Set problem 1>
Decide whether each statement below agrees with the DASH multi-functions text. Answer yes or no for each, and quote the words of the text that decide it.
(a) The SPARQL 1.1 standard officially supports multi-valued functions.
(b) The Apache Jena API supports property functions, also known as magic properties.
(c) The RDF vocabulary introduced for declaring multi-functions is based on the SHACL standard.
Set problem 2> Copy the passage of the DASH multi-functions text from "While the SPARQL" up to and including "that support SPIN." without any changes.
begin Document text
DASH Multi-Functions

This document introduces the concept of so-called multi-functions, which are functions that can not only produce multiple results but also multiple variables per result. This concept, based on previous work such as SPIN Magic Properties, can be used to greatly extend the expressiveness of SPARQL and other query languages including Active Data Shapes (ADS). We introduce an RDF vocabulary based on the SHACL standard to declare such multi-functions in a platform-neutral way.

Motivation

Most query languages for RDF graph data support a notion of functions to calculate values from arguments. For example, SPARQL has a library of built-in functions plus an extension point for specific SPARQL engines to support additional functions. The SHACL Advanced Features specifies an RDF vocabulary for declaring such SPARQL functions dynamically, using classes such as sh:SPARQLFunction.

However, such functions are limited to returning just a single RDF node as its result. Many use cases require more than a single result value, for example, splitting a string into multiple sub-strings. To support such use cases, some SPARQL implementations have come up with their own "native" syntaxes and custom extensions. As one of the earliest popular examples of such a syntax, the Apache Jena API supports the concept of property functions also known as magic properties (including a property function apf:strSplit). Other SPARQL implementations offer similar capabilities through work-arounds such as the SERVICE keyword where certain property patterns have dedicated special meanings.

While the SPARQL 1.1 standard does not have official support for such multi-valued functions, there are proposals for adding this for a future SPARQL version. As an earlier attempt to resolve this, SPIN (one of the predecessors of SHACL) had introduced a vocabulary to represent SPIN Magic Properties, allowing users to declare multi-valued functions for use in SPARQL engines that support SPIN.
end Document text
begin Records
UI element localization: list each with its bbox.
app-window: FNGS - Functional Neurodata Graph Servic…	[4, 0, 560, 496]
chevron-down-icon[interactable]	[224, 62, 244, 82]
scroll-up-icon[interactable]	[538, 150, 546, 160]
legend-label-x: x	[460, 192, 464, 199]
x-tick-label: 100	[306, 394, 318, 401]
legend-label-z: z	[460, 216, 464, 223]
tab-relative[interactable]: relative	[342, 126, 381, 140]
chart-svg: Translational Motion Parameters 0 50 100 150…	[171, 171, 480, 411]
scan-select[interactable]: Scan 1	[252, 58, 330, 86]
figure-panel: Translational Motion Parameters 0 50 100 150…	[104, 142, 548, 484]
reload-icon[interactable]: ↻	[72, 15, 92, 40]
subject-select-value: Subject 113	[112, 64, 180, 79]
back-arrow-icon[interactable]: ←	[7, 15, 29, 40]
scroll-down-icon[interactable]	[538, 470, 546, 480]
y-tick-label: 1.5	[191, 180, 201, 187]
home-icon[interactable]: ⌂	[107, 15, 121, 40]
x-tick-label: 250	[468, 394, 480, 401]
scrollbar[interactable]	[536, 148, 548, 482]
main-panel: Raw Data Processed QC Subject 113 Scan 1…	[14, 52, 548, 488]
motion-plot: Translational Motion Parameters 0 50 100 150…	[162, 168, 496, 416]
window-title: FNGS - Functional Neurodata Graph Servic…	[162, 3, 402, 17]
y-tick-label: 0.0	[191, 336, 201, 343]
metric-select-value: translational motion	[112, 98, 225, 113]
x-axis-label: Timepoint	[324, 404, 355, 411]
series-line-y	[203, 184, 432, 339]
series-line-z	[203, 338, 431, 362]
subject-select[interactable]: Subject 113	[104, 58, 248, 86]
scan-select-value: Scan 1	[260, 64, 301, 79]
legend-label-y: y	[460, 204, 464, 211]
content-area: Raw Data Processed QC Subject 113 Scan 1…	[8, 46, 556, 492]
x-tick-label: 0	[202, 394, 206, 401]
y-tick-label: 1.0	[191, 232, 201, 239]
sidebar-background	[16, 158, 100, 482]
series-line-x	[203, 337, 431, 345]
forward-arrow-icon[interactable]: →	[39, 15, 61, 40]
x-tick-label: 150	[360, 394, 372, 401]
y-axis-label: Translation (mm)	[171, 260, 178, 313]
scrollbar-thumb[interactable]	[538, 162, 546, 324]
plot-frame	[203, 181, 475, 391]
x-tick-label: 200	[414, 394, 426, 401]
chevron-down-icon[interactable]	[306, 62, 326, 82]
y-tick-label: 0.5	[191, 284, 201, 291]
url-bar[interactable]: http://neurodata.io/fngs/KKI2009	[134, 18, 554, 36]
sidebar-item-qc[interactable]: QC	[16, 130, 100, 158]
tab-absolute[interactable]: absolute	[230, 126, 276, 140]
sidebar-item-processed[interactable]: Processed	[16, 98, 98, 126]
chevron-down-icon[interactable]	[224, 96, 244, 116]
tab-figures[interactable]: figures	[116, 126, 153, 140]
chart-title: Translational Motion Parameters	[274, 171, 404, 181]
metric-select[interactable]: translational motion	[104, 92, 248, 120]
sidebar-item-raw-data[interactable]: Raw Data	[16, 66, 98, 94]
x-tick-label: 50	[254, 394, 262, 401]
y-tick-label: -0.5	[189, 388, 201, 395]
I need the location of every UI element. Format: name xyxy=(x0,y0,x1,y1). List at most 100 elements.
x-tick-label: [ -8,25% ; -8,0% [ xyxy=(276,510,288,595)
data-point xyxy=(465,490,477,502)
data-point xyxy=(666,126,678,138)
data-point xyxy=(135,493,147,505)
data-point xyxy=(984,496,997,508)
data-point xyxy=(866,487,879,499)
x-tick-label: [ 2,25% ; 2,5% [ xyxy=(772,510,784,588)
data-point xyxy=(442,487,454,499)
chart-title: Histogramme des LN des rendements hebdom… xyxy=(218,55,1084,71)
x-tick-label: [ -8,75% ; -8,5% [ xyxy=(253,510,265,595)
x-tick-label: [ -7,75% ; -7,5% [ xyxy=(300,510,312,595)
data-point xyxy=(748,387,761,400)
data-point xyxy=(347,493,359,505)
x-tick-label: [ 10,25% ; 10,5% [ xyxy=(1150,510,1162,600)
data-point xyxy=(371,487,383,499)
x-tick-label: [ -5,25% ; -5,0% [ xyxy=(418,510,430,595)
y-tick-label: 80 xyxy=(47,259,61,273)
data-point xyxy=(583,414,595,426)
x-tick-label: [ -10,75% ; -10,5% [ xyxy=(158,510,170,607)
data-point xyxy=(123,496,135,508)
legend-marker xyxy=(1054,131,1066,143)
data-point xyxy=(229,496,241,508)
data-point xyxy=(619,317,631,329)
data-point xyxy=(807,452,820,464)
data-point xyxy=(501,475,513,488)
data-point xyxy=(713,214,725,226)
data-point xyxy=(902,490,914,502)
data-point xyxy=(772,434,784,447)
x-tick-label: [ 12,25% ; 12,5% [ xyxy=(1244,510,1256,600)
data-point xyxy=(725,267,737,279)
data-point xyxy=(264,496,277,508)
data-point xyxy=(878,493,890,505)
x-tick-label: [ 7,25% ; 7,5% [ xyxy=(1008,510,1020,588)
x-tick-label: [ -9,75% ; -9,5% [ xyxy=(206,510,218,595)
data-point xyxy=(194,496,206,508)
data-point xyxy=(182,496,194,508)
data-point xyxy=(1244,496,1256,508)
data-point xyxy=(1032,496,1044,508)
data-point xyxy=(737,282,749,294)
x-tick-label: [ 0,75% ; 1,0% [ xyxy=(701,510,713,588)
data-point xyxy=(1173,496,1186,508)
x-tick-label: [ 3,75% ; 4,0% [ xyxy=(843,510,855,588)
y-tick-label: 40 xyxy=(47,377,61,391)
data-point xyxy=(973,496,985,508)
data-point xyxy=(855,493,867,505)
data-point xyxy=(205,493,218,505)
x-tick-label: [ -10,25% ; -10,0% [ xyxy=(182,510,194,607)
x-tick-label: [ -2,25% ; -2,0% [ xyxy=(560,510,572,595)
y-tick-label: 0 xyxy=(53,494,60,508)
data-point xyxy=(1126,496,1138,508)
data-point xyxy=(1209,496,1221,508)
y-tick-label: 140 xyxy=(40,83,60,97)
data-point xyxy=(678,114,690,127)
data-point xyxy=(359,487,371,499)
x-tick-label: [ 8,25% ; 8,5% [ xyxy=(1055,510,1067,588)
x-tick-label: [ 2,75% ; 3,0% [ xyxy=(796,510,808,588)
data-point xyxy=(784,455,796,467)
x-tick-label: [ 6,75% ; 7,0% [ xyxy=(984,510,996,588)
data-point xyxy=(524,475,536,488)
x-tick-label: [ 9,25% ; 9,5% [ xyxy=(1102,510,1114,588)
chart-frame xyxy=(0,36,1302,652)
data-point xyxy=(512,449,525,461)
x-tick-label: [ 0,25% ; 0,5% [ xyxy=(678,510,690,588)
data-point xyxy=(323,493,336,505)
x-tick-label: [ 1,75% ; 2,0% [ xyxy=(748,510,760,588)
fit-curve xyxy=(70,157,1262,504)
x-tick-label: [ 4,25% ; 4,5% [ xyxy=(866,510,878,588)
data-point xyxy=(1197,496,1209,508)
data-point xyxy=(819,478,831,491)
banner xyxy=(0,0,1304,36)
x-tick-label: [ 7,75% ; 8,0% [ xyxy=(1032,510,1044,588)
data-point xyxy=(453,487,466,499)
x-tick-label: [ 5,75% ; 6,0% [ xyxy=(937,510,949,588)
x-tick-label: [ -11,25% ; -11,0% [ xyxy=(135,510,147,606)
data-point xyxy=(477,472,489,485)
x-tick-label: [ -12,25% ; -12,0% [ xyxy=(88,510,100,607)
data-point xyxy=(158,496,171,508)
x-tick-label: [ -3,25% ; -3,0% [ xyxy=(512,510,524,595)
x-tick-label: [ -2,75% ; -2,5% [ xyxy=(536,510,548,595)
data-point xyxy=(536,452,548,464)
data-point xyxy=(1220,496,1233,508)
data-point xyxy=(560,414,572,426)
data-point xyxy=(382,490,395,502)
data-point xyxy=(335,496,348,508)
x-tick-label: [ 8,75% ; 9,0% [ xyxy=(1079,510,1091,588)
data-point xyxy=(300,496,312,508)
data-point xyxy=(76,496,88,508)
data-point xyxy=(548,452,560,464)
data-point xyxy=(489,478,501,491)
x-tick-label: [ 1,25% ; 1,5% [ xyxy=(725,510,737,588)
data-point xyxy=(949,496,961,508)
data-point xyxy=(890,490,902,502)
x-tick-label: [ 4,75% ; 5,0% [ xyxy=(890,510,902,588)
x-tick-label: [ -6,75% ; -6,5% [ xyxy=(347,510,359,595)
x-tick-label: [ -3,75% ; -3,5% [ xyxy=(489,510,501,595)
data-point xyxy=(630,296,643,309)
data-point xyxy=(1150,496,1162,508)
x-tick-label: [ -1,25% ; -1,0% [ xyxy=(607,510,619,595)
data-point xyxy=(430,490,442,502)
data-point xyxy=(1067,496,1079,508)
end Records
Result 1>
(a) No: "While the SPARQL 1.1 standard does not have official support for such multi-valued functions"
(b) Yes: "the Apache Jena API supports the concept of property functions also known as magic properties"
(c) Yes: "We introduce an RDF vocabulary based on the SHACL standard"

Result 2>
While the SPARQL 1.1 standard does not have official support for such multi-valued functions, there are proposals for adding this for a future SPARQL version. As an earlier attempt to resolve this, SPIN (one of the predecessors of SHACL) had introduced a vocabulary to represent SPIN Magic Properties, allowing users to declare multi-valued functions for use in SPARQL engines that support SPIN.